Problem —
Examine the records and identify each line that includes the string "Account". Copy those lines.

Collected data entries:

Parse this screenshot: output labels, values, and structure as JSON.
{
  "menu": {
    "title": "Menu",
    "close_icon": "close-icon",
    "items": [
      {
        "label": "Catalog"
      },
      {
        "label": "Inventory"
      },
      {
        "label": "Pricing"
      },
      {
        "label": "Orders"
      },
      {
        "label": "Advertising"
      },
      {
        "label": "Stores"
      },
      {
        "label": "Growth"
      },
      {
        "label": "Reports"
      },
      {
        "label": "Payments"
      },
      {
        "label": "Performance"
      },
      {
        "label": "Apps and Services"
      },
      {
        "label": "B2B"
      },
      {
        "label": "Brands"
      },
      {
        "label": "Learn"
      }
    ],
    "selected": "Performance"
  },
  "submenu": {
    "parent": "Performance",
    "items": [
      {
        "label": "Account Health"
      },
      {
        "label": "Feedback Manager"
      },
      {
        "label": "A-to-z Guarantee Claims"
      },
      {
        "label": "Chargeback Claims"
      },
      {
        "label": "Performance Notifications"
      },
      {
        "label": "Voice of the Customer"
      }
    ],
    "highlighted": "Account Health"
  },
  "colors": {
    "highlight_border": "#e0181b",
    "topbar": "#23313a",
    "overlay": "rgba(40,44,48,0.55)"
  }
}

Written reply —
        "label": "Account Health"
    "highlighted": "Account Health"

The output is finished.